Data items
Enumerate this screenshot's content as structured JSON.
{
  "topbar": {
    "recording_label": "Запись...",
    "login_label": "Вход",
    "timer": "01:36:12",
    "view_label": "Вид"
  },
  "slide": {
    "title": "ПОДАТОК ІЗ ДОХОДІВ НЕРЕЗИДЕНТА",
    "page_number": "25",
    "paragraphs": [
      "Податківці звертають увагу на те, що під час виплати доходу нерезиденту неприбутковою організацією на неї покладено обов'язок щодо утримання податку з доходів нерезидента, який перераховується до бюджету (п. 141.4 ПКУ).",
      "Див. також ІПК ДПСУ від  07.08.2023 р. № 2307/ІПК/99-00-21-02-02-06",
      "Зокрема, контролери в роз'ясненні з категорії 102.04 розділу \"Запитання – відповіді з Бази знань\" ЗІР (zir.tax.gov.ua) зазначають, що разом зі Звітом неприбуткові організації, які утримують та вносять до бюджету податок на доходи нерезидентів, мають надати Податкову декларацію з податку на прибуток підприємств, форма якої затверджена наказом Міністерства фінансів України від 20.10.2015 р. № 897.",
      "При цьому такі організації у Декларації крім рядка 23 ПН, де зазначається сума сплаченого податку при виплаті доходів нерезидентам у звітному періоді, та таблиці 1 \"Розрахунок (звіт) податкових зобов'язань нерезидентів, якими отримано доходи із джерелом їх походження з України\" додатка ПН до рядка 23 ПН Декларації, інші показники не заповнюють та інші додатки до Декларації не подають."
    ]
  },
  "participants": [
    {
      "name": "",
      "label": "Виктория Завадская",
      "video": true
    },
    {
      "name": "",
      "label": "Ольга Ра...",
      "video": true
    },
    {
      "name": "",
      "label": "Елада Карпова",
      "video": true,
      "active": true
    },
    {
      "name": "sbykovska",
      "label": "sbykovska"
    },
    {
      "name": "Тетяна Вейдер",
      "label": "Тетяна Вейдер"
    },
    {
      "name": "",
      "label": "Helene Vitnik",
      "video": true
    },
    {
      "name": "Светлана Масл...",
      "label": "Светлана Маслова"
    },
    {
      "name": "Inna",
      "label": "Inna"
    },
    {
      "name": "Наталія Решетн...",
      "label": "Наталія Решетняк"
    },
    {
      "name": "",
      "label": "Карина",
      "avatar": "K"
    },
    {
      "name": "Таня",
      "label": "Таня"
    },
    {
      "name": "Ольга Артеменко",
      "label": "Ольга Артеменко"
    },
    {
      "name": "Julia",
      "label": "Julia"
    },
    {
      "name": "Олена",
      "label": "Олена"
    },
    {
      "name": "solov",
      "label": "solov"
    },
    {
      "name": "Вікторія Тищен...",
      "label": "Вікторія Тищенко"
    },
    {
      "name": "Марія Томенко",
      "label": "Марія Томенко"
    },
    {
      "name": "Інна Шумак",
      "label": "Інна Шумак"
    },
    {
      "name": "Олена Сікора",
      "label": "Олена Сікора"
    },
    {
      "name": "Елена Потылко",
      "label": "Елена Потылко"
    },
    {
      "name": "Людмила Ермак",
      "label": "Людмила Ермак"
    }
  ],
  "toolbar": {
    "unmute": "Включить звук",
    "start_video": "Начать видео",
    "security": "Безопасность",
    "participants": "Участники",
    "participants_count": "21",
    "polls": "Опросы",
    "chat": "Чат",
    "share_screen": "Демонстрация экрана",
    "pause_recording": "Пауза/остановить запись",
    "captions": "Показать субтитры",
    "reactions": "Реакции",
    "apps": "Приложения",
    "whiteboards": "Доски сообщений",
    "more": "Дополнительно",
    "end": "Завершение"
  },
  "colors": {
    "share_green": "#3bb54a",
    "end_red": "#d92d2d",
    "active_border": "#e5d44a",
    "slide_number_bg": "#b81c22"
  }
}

◆ Goal: Retype the data exactly as given.

◆ Full answer:
Enumerate this screenshot's content as structured JSON.
{
  "topbar": {
    "recording_label": "Запись...",
    "login_label": "Вход",
    "timer": "01:36:12",
    "view_label": "Вид"
  },
  "slide": {
    "title": "ПОДАТОК ІЗ ДОХОДІВ НЕРЕЗИДЕНТА",
    "page_number": "25",
    "paragraphs": [
      "Податківці звертають увагу на те, що під час виплати доходу нерезиденту неприбутковою організацією на неї покладено обов'язок щодо утримання податку з доходів нерезидента, який перераховується до бюджету (п. 141.4 ПКУ).",
      "Див. також ІПК ДПСУ від  07.08.2023 р. № 2307/ІПК/99-00-21-02-02-06",
      "Зокрема, контролери в роз'ясненні з категорії 102.04 розділу \"Запитання – відповіді з Бази знань\" ЗІР (zir.tax.gov.ua) зазначають, що разом зі Звітом неприбуткові організації, які утримують та вносять до бюджету податок на доходи нерезидентів, мають надати Податкову декларацію з податку на прибуток підприємств, форма якої затверджена наказом Міністерства фінансів України від 20.10.2015 р. № 897.",
      "При цьому такі організації у Декларації крім рядка 23 ПН, де зазначається сума сплаченого податку при виплаті доходів нерезидентам у звітному періоді, та таблиці 1 \"Розрахунок (звіт) податкових зобов'язань нерезидентів, якими отримано доходи із джерелом їх походження з України\" додатка ПН до рядка 23 ПН Декларації, інші показники не заповнюють та інші додатки до Декларації не подають."
    ]
  },
  "participants": [
    {
      "name": "",
      "label": "Виктория Завадская",
      "video": true
    },
    {
      "name": "",
      "label": "Ольга Ра...",
      "video": true
    },
    {
      "name": "",
      "label": "Елада Карпова",
      "video": true,
      "active": true
    },
    {
      "name": "sbykovska",
      "label": "sbykovska"
    },
    {
      "name": "Тетяна Вейдер",
      "label": "Тетяна Вейдер"
    },
    {
      "name": "",
      "label": "Helene Vitnik",
      "video": true
    },
    {
      "name": "Светлана Масл...",
      "label": "Светлана Маслова"
    },
    {
      "name": "Inna",
      "label": "Inna"
    },
    {
      "name": "Наталія Решетн...",
      "label": "Наталія Решетняк"
    },
    {
      "name": "",
      "label": "Карина",
      "avatar": "K"
    },
    {
      "name": "Таня",
      "label": "Таня"
    },
    {
      "name": "Ольга Артеменко",
      "label": "Ольга Артеменко"
    },
    {
      "name": "Julia",
      "label": "Julia"
    },
    {
      "name": "Олена",
      "label": "Олена"
    },
    {
      "name": "solov",
      "label": "solov"
    },
    {
      "name": "Вікторія Тищен...",
      "label": "Вікторія Тищенко"
    },
    {
      "name": "Марія Томенко",
      "label": "Марія Томенко"
    },
    {
      "name": "Інна Шумак",
      "label": "Інна Шумак"
    },
    {
      "name": "Олена Сікора",
      "label": "Олена Сікора"
    },
    {
      "name": "Елена Потылко",
      "label": "Елена Потылко"
    },
    {
      "name": "Людмила Ермак",
      "label": "Людмила Ермак"
    }
  ],
  "toolbar": {
    "unmute": "Включить звук",
    "start_video": "Начать видео",
    "security": "Безопасность",
    "participants": "Участники",
    "participants_count": "21",
    "polls": "Опросы",
    "chat": "Чат",
    "share_screen": "Демонстрация экрана",
    "pause_recording": "Пауза/остановить запись",
    "captions": "Показать субтитры",
    "reactions": "Реакции",
    "apps": "Приложения",
    "whiteboards": "Доски сообщений",
    "more": "Дополнительно",
    "end": "Завершение"
  },
  "colors": {
    "share_green": "#3bb54a",
    "end_red": "#d92d2d",
    "active_border": "#e5d44a",
    "slide_number_bg": "#b81c22"
  }
}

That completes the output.